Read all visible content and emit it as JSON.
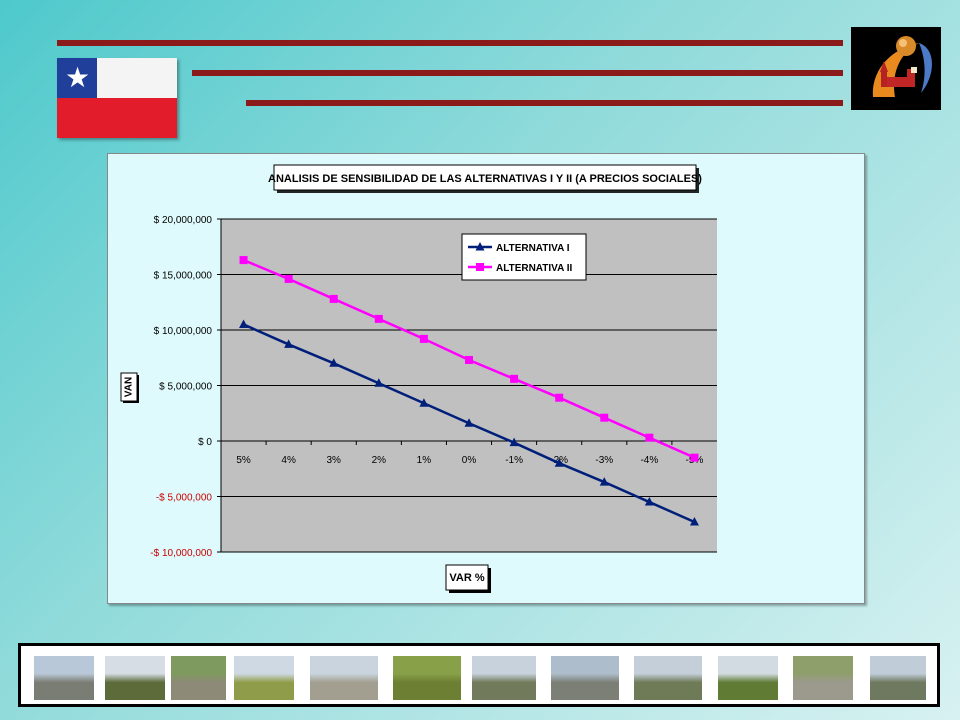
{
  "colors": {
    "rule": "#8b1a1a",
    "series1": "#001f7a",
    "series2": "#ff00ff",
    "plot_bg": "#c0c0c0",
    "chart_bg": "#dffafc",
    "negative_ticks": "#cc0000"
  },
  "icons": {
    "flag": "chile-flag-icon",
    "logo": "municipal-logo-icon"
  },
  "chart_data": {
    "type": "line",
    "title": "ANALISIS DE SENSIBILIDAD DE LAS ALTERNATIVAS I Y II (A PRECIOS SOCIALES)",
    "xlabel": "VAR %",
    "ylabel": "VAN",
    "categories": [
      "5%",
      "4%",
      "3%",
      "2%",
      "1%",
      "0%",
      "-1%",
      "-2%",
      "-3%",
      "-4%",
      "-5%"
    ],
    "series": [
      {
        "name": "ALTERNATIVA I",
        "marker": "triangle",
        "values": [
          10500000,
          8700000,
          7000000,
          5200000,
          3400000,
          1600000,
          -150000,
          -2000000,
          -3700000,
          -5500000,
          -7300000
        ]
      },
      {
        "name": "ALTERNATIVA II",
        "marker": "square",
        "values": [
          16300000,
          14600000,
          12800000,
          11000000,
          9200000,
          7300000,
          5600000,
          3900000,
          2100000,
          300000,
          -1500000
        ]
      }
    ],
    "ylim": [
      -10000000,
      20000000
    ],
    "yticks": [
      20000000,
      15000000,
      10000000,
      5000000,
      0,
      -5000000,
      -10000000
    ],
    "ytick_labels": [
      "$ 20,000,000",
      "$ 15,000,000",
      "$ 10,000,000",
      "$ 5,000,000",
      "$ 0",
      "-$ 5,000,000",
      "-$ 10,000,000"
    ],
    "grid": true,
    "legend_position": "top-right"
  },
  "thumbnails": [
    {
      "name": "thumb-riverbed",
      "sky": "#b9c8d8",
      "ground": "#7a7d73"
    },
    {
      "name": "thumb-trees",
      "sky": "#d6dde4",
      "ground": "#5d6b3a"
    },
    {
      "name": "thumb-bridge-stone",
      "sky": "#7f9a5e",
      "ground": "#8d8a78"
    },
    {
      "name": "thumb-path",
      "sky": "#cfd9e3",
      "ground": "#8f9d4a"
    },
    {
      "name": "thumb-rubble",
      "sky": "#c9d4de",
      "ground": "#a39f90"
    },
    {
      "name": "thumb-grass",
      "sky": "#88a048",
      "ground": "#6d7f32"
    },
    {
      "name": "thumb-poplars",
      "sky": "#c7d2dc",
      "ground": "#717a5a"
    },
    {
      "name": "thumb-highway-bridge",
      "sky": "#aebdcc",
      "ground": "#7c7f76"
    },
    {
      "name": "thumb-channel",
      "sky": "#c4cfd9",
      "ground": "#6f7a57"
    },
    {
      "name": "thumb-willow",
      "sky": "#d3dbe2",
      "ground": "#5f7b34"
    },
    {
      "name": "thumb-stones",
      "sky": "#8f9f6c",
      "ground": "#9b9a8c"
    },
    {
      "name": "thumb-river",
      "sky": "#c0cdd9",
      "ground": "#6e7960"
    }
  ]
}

==*==

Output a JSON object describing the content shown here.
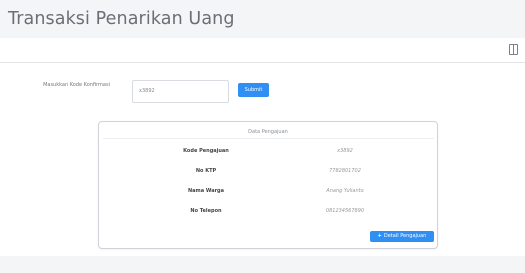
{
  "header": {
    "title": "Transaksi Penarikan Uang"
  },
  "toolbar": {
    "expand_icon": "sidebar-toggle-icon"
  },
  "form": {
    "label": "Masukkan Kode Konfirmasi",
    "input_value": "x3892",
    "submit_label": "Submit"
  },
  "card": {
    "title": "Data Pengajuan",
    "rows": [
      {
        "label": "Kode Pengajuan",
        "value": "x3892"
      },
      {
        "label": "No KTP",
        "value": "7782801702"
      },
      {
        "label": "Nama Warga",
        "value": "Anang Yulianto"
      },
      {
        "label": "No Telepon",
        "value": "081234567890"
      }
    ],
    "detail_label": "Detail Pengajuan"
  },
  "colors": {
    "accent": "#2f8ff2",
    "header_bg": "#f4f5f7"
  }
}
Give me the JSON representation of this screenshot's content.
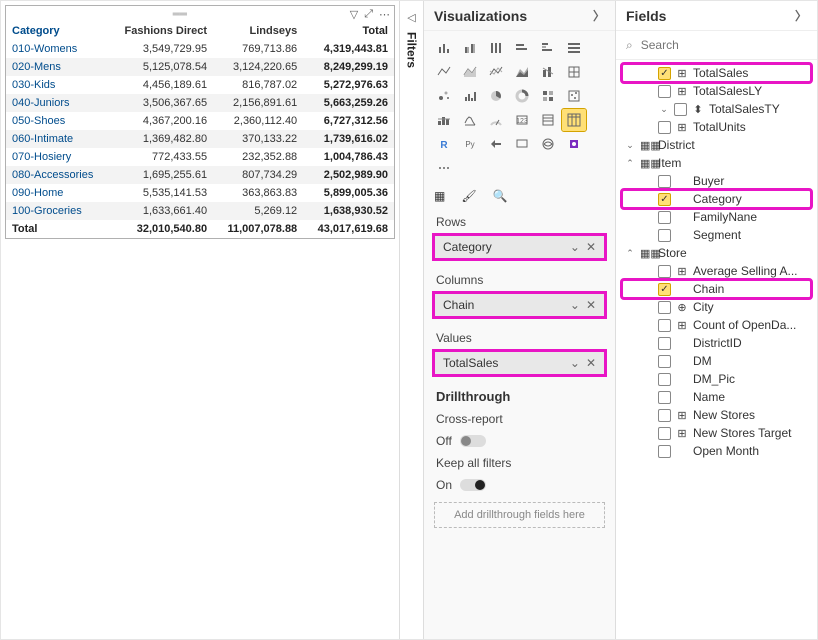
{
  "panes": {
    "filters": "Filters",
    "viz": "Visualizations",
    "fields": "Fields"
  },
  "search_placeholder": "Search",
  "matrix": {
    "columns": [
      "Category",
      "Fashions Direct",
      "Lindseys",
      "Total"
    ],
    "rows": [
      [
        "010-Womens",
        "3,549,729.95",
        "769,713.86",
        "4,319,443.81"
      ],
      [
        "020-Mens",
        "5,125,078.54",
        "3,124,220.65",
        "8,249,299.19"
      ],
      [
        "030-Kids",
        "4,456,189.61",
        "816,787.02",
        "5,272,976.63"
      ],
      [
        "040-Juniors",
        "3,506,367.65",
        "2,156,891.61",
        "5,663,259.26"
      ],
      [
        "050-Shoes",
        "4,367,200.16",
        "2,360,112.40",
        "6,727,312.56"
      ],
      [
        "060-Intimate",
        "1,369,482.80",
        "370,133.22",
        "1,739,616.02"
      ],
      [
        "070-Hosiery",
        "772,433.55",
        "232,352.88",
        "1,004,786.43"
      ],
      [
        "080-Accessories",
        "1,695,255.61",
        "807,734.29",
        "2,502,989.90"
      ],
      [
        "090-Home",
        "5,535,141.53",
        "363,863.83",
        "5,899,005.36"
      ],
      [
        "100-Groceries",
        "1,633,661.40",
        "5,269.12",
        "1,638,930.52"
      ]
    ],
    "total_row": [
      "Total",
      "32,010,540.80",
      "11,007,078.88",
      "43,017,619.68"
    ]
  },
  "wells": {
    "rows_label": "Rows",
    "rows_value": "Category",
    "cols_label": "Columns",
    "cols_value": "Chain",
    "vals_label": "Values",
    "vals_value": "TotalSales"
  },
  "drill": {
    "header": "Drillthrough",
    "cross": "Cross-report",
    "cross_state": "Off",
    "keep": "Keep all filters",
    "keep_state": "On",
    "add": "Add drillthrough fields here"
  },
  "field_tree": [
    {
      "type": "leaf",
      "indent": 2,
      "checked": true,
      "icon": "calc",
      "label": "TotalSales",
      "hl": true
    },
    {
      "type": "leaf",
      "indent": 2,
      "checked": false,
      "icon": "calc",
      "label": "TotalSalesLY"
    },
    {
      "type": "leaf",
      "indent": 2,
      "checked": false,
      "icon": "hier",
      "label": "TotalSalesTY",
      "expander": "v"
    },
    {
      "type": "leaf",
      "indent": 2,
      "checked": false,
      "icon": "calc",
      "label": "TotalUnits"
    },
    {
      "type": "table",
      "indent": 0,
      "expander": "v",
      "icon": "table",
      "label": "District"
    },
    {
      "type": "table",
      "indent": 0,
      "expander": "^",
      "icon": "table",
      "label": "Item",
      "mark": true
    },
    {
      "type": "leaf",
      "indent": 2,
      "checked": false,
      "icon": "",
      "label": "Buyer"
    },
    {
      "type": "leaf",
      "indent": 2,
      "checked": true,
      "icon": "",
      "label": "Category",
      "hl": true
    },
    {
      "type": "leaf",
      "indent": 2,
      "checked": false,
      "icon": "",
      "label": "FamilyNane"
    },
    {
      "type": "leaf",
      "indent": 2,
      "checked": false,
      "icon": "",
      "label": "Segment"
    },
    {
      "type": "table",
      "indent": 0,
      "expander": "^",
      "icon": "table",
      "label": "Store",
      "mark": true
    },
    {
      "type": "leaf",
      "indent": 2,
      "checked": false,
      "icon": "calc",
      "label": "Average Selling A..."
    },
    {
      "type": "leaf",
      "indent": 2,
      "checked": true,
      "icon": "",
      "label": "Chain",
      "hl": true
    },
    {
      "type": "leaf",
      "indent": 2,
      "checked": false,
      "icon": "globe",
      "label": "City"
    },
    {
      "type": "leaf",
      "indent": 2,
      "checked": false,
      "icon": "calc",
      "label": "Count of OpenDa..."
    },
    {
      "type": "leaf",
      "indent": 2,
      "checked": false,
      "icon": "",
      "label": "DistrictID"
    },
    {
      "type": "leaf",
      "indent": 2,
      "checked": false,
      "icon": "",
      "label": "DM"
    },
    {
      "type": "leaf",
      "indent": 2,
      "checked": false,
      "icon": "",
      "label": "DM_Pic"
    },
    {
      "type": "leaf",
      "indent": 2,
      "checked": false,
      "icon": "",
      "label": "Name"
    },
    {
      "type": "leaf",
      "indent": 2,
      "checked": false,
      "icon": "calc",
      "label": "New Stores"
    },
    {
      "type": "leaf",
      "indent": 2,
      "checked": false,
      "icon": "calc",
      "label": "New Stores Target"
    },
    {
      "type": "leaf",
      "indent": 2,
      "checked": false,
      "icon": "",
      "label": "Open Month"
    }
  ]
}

==*==

What is asked
Pull out each line of the listing that holds the string "Pengajuan".

Answer to this problem
    "title": "Data Pengajuan",
        "label": "Kode Pengajuan",
    "detail_label": "Detail Pengajuan"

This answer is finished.